EXERCISE DETAILS:
Check each line of the material. Copy those containing "this".

TASK DATA:

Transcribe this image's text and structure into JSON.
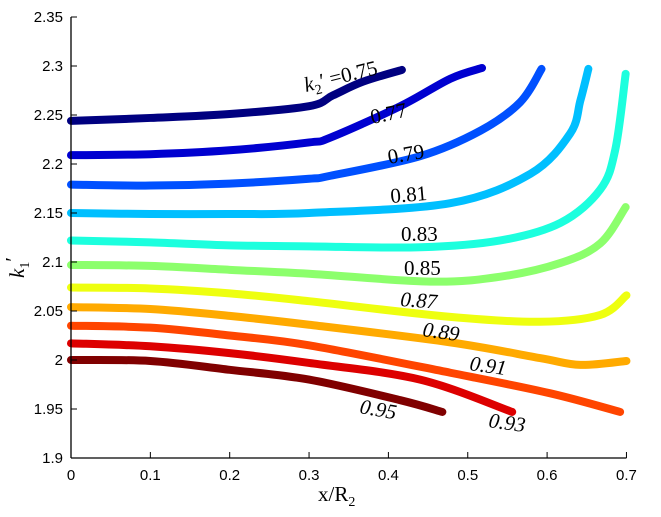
{
  "chart_data": {
    "type": "line",
    "title": "",
    "xlabel": {
      "main": "x/R",
      "sub": "2"
    },
    "ylabel": {
      "main": "k",
      "sub": "1",
      "prime": "′"
    },
    "xlim": [
      0,
      0.7
    ],
    "ylim": [
      1.9,
      2.35
    ],
    "xticks": [
      "0",
      "0.1",
      "0.2",
      "0.3",
      "0.4",
      "0.5",
      "0.6",
      "0.7"
    ],
    "yticks": [
      "1.9",
      "1.95",
      "2",
      "2.05",
      "2.1",
      "2.15",
      "2.2",
      "2.25",
      "2.3",
      "2.35"
    ],
    "grid": false,
    "legend": "none",
    "first_label_prefix": {
      "k": "k",
      "sub": "2",
      "prime": "′ ="
    },
    "series": [
      {
        "name": "0.75",
        "color": "#000080",
        "x": [
          0,
          0.1,
          0.2,
          0.3,
          0.33,
          0.368,
          0.417
        ],
        "y": [
          2.244,
          2.247,
          2.251,
          2.259,
          2.27,
          2.284,
          2.296
        ]
      },
      {
        "name": "0.77",
        "color": "#0000D0",
        "x": [
          0,
          0.1,
          0.2,
          0.3,
          0.327,
          0.415,
          0.478,
          0.518
        ],
        "y": [
          2.209,
          2.21,
          2.214,
          2.222,
          2.227,
          2.259,
          2.287,
          2.298
        ]
      },
      {
        "name": "0.79",
        "color": "#0050FF",
        "x": [
          0,
          0.1,
          0.2,
          0.3,
          0.327,
          0.44,
          0.516,
          0.566,
          0.593
        ],
        "y": [
          2.179,
          2.178,
          2.18,
          2.185,
          2.188,
          2.208,
          2.234,
          2.263,
          2.297
        ]
      },
      {
        "name": "0.81",
        "color": "#00BFFF",
        "x": [
          0,
          0.1,
          0.2,
          0.3,
          0.478,
          0.579,
          0.629,
          0.642,
          0.652
        ],
        "y": [
          2.15,
          2.149,
          2.149,
          2.15,
          2.16,
          2.19,
          2.231,
          2.265,
          2.297
        ]
      },
      {
        "name": "0.83",
        "color": "#1CFFDE",
        "x": [
          0,
          0.1,
          0.2,
          0.3,
          0.44,
          0.541,
          0.617,
          0.667,
          0.686,
          0.699
        ],
        "y": [
          2.122,
          2.12,
          2.117,
          2.116,
          2.115,
          2.122,
          2.14,
          2.174,
          2.215,
          2.292
        ]
      },
      {
        "name": "0.85",
        "color": "#8CFF6C",
        "x": [
          0,
          0.1,
          0.2,
          0.3,
          0.453,
          0.541,
          0.617,
          0.667,
          0.699
        ],
        "y": [
          2.097,
          2.096,
          2.092,
          2.088,
          2.08,
          2.085,
          2.099,
          2.119,
          2.156
        ]
      },
      {
        "name": "0.87",
        "color": "#EEFF10",
        "x": [
          0,
          0.1,
          0.2,
          0.3,
          0.478,
          0.591,
          0.667,
          0.7
        ],
        "y": [
          2.074,
          2.073,
          2.068,
          2.06,
          2.044,
          2.039,
          2.046,
          2.066
        ]
      },
      {
        "name": "0.89",
        "color": "#FFAA00",
        "x": [
          0,
          0.1,
          0.2,
          0.3,
          0.478,
          0.591,
          0.642,
          0.7
        ],
        "y": [
          2.054,
          2.052,
          2.045,
          2.036,
          2.018,
          2.002,
          1.995,
          1.999
        ]
      },
      {
        "name": "0.91",
        "color": "#FF4500",
        "x": [
          0,
          0.1,
          0.2,
          0.3,
          0.478,
          0.604,
          0.692
        ],
        "y": [
          2.035,
          2.033,
          2.025,
          2.015,
          1.987,
          1.966,
          1.947
        ]
      },
      {
        "name": "0.93",
        "color": "#DD0000",
        "x": [
          0,
          0.1,
          0.2,
          0.3,
          0.44,
          0.556
        ],
        "y": [
          2.017,
          2.014,
          2.007,
          1.997,
          1.98,
          1.947
        ]
      },
      {
        "name": "0.95",
        "color": "#800000",
        "x": [
          0,
          0.1,
          0.2,
          0.3,
          0.415,
          0.468
        ],
        "y": [
          2.0,
          1.999,
          1.99,
          1.98,
          1.959,
          1.947
        ]
      }
    ]
  }
}
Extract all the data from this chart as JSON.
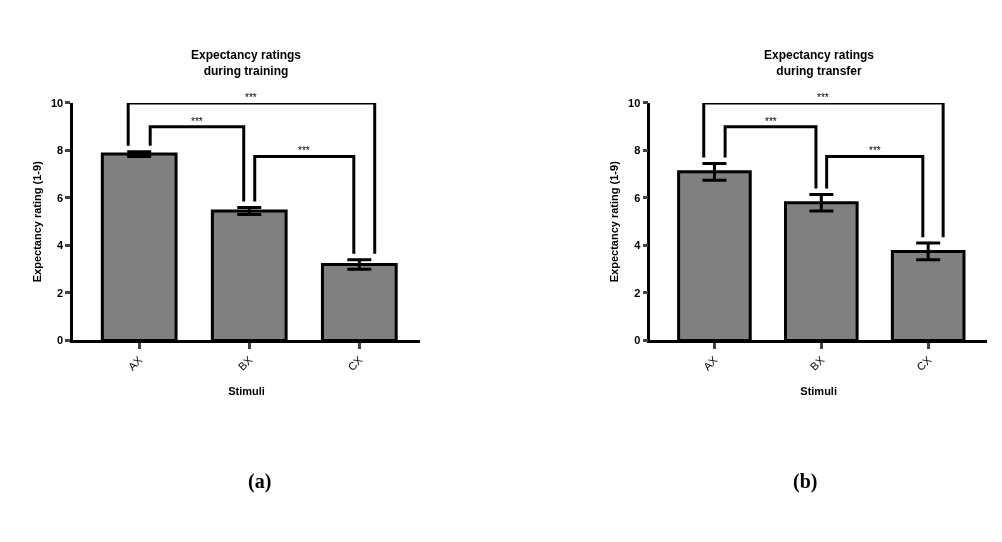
{
  "chart_data": [
    {
      "type": "bar",
      "title": "Expectancy ratings\nduring training",
      "xlabel": "Stimuli",
      "ylabel": "Expectancy rating (1-9)",
      "categories": [
        "AX",
        "BX",
        "CX"
      ],
      "values": [
        7.85,
        5.45,
        3.2
      ],
      "errors": [
        0.1,
        0.15,
        0.2
      ],
      "color": "#808080",
      "ylim": [
        0,
        10
      ],
      "yticks": [
        0,
        2,
        4,
        6,
        8,
        10
      ],
      "annotations": [
        "***",
        "***",
        "***",
        "(a)"
      ]
    },
    {
      "type": "bar",
      "title": "Expectancy ratings\nduring transfer",
      "xlabel": "Stimuli",
      "ylabel": "Expectancy rating (1-9)",
      "categories": [
        "AX",
        "BX",
        "CX"
      ],
      "values": [
        7.1,
        5.8,
        3.75
      ],
      "errors": [
        0.35,
        0.35,
        0.35
      ],
      "color": "#808080",
      "ylim": [
        0,
        10
      ],
      "yticks": [
        0,
        2,
        4,
        6,
        8,
        10
      ],
      "annotations": [
        "***",
        "***",
        "***",
        "(b)"
      ]
    }
  ]
}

EXERCISE SOLUTION:
Transcribe this image's text and structure into JSON.
Extract all the data from this chart as JSON.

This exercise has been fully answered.